Exclude the pictures and return every line exactly as written.

Data excerpts
---
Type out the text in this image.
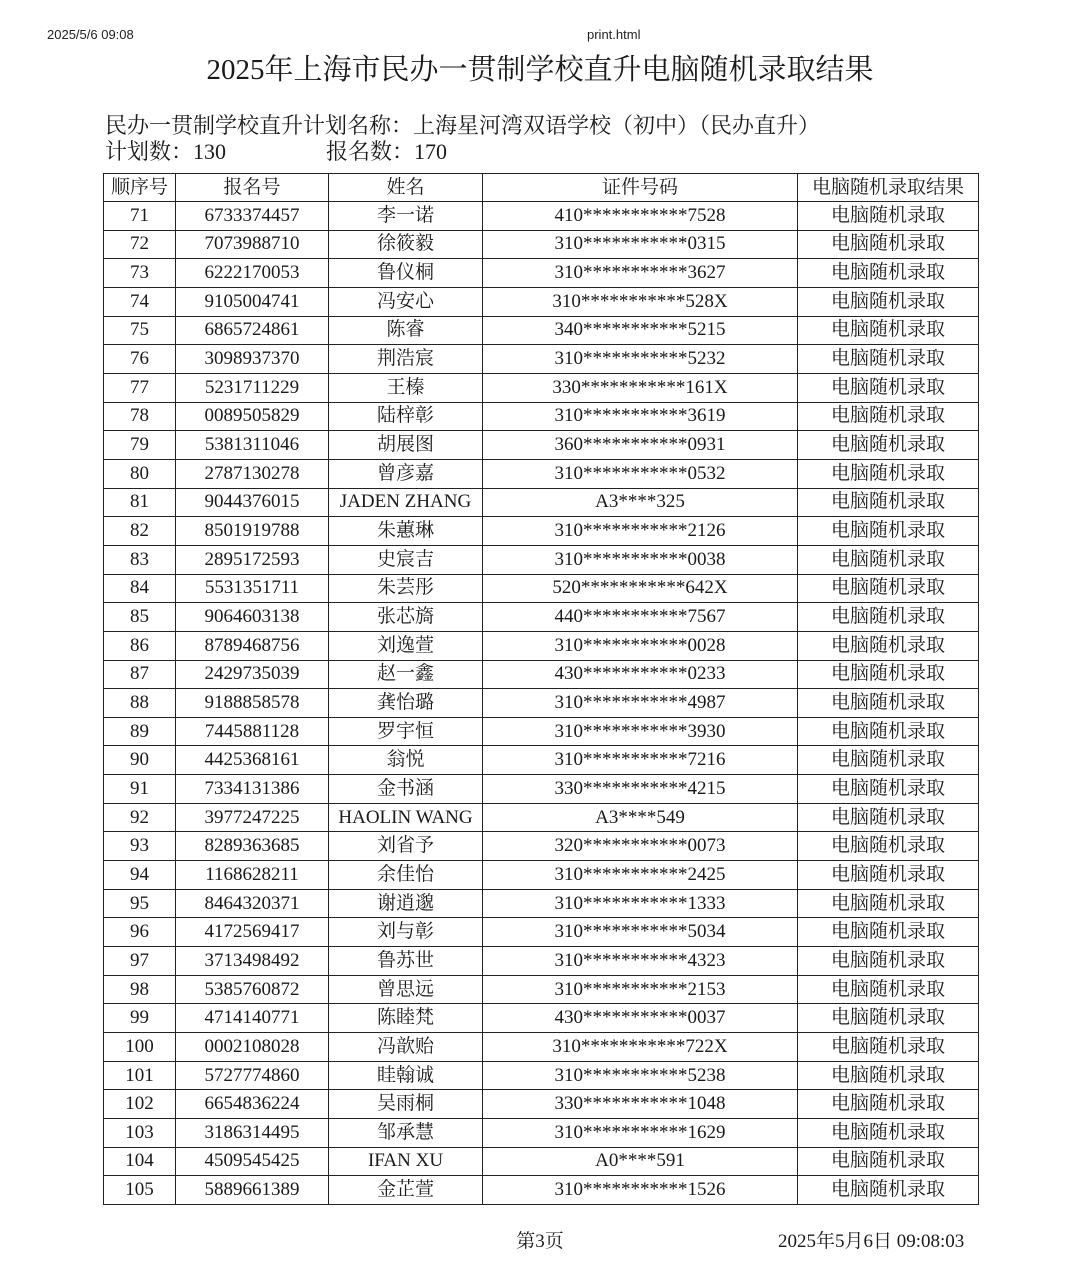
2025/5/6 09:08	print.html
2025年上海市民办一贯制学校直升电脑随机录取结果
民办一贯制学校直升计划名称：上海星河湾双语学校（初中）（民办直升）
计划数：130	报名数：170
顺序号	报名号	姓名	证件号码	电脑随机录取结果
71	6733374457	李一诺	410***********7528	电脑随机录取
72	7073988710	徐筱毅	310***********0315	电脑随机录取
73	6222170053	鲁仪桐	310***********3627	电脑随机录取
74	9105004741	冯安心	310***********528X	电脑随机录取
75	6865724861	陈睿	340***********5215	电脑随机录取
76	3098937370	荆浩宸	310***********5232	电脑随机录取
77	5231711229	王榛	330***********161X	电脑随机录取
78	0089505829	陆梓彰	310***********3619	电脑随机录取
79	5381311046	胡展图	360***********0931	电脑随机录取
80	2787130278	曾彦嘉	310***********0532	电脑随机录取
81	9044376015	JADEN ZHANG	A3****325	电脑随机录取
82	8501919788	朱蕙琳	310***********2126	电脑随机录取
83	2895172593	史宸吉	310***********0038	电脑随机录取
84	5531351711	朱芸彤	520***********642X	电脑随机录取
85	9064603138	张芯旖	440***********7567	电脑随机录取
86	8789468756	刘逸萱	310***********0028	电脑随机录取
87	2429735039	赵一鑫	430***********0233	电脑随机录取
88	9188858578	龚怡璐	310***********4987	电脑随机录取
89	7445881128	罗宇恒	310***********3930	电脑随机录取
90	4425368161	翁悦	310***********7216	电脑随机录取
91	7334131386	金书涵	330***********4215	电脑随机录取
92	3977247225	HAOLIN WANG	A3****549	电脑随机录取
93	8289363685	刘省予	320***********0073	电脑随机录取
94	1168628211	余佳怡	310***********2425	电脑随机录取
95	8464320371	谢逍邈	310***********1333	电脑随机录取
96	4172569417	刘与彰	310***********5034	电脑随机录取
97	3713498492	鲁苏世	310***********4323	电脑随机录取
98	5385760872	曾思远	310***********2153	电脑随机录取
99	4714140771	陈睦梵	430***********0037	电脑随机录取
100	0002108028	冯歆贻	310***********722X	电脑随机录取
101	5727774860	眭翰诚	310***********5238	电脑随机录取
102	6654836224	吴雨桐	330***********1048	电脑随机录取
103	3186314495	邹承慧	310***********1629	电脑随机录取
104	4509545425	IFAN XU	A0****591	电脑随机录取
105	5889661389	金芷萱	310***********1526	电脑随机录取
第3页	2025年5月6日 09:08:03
---
-- THE RESPONSE --
Type out the text in this image.
2025/5/6 09:08	print.html
2025年上海市民办一贯制学校直升电脑随机录取结果
民办一贯制学校直升计划名称：上海星河湾双语学校（初中）（民办直升）
计划数：130	报名数：170
顺序号	报名号	姓名	证件号码	电脑随机录取结果
71	6733374457	李一诺	410***********7528	电脑随机录取
72	7073988710	徐筱毅	310***********0315	电脑随机录取
73	6222170053	鲁仪桐	310***********3627	电脑随机录取
74	9105004741	冯安心	310***********528X	电脑随机录取
75	6865724861	陈睿	340***********5215	电脑随机录取
76	3098937370	荆浩宸	310***********5232	电脑随机录取
77	5231711229	王榛	330***********161X	电脑随机录取
78	0089505829	陆梓彰	310***********3619	电脑随机录取
79	5381311046	胡展图	360***********0931	电脑随机录取
80	2787130278	曾彦嘉	310***********0532	电脑随机录取
81	9044376015	JADEN ZHANG	A3****325	电脑随机录取
82	8501919788	朱蕙琳	310***********2126	电脑随机录取
83	2895172593	史宸吉	310***********0038	电脑随机录取
84	5531351711	朱芸彤	520***********642X	电脑随机录取
85	9064603138	张芯旖	440***********7567	电脑随机录取
86	8789468756	刘逸萱	310***********0028	电脑随机录取
87	2429735039	赵一鑫	430***********0233	电脑随机录取
88	9188858578	龚怡璐	310***********4987	电脑随机录取
89	7445881128	罗宇恒	310***********3930	电脑随机录取
90	4425368161	翁悦	310***********7216	电脑随机录取
91	7334131386	金书涵	330***********4215	电脑随机录取
92	3977247225	HAOLIN WANG	A3****549	电脑随机录取
93	8289363685	刘省予	320***********0073	电脑随机录取
94	1168628211	余佳怡	310***********2425	电脑随机录取
95	8464320371	谢逍邈	310***********1333	电脑随机录取
96	4172569417	刘与彰	310***********5034	电脑随机录取
97	3713498492	鲁苏世	310***********4323	电脑随机录取
98	5385760872	曾思远	310***********2153	电脑随机录取
99	4714140771	陈睦梵	430***********0037	电脑随机录取
100	0002108028	冯歆贻	310***********722X	电脑随机录取
101	5727774860	眭翰诚	310***********5238	电脑随机录取
102	6654836224	吴雨桐	330***********1048	电脑随机录取
103	3186314495	邹承慧	310***********1629	电脑随机录取
104	4509545425	IFAN XU	A0****591	电脑随机录取
105	5889661389	金芷萱	310***********1526	电脑随机录取
第3页	2025年5月6日 09:08:03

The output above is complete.